(Source document)
★ ★ ★ ★ ★ ★ ★
Purpose of the Study:

  • To investigate if dynamic compression loading improves tissue formation and mechanical properties of engineered menisci.
  • To evaluate the effects of short-term versus prolonged dynamic loading.

Main Methods:

  • Bovine meniscal fibrochondrocytes were seeded in alginate and crosslinked.
  • Anatomically shaped constructs were dynamically loaded in unconfined compression using a custom bioreactor.
  • Finite element simulations guided the application of physiological strain levels.
  • Constructs were cultured and loaded for up to 6 weeks.

Main Results:

  • After 2 weeks, dynamic loading increased extracellular matrix (ECM) by 2-3.2 fold and compressive modulus by 1.8-2.5 fold compared to static controls.
  • After 6 weeks, glycosaminoglycan (GAG) and compressive modulus decreased, while collagen content increased.
  • Prolonged loading may affect scaffold degradation or induce a catabolic response, reducing ECM retention.

Conclusions:

  • Dynamic compression loading positively impacts ECM accumulation and mechanical properties in engineered menisci in the short term.
  • Short-term dynamic loading is beneficial for enhancing engineered meniscus development.
  • Further research is needed to optimize loading protocols for long-term stability.
★ ★ ★ ★ ★ ★ ★
(Source material)
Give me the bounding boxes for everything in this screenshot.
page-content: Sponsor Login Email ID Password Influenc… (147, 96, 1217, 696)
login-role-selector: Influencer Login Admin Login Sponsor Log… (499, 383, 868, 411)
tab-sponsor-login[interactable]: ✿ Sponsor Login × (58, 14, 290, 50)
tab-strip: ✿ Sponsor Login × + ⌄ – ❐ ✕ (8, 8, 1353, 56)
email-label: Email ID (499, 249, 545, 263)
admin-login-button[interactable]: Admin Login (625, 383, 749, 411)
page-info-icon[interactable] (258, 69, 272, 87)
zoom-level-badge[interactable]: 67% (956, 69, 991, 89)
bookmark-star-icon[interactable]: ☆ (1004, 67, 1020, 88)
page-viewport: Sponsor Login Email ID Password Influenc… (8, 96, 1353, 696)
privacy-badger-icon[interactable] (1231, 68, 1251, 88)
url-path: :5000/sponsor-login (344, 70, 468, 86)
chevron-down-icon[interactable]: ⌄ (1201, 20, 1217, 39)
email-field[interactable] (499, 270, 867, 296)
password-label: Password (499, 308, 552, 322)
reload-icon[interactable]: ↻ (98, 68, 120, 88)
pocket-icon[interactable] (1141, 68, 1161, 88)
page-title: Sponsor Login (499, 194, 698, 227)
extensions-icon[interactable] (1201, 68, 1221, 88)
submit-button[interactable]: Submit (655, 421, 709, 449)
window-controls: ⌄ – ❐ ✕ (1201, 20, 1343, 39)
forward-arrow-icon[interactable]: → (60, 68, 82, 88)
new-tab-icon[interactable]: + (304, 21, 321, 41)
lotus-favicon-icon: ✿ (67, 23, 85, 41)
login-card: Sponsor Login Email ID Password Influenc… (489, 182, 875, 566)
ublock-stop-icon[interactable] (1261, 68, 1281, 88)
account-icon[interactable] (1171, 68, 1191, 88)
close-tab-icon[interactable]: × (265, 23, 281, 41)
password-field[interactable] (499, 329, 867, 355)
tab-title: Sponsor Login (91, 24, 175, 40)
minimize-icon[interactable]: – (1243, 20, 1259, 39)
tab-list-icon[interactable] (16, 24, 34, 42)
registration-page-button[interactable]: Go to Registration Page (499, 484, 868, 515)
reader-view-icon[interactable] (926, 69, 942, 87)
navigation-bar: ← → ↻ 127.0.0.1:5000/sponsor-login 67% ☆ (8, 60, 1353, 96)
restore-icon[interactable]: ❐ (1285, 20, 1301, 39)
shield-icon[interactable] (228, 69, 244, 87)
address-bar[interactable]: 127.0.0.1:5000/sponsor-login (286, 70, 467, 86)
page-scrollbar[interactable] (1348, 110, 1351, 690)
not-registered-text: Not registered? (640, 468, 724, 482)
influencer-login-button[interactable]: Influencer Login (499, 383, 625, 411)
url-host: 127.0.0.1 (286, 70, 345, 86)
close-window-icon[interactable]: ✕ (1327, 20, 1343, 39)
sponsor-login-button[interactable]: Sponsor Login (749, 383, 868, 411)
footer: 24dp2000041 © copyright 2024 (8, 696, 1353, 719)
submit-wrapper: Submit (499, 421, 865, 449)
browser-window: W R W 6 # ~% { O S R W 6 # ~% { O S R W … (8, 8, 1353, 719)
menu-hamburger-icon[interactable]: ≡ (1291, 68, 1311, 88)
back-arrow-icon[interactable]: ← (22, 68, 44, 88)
★ ★ ★ ★ ★ ★ ★
(Questions to answer)
1 > According to the study summary, by how much did dynamic loading increase extracellular matrix after 2 weeks compared to static controls?
2 > Reproduce the study summary word for word from "Purpose of the" up to and including "physiological strain levels.".

(Answers for this exercise)
1 > By 2-3.2 fold.

2 >
Purpose of the Study:

  • To investigate if dynamic compression loading improves tissue formation and mechanical properties of engineered menisci.
  • To evaluate the effects of short-term versus prolonged dynamic loading.

Main Methods:

  • Bovine meniscal fibrochondrocytes were seeded in alginate and crosslinked.
  • Anatomically shaped constructs were dynamically loaded in unconfined compression using a custom bioreactor.
  • Finite element simulations guided the application of physiological strain levels.